======== RECORD EXTRACTS
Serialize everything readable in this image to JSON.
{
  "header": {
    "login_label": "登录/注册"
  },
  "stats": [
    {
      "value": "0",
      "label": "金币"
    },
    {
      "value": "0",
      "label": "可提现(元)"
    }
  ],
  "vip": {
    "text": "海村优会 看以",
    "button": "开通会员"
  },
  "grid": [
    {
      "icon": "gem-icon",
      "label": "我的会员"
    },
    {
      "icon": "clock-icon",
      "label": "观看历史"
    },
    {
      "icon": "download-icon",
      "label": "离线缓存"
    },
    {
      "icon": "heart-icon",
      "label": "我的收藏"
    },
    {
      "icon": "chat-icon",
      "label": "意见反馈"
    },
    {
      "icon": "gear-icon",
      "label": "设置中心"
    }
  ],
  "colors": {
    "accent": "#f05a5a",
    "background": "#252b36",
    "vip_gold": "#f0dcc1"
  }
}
================
— GIVEN EXERCISE —
Pick out each line that holds the string "icon".

— TASK SOLUTION —
      "icon": "gem-icon",
      "icon": "clock-icon",
      "icon": "download-icon",
      "icon": "heart-icon",
      "icon": "chat-icon",
      "icon": "gear-icon",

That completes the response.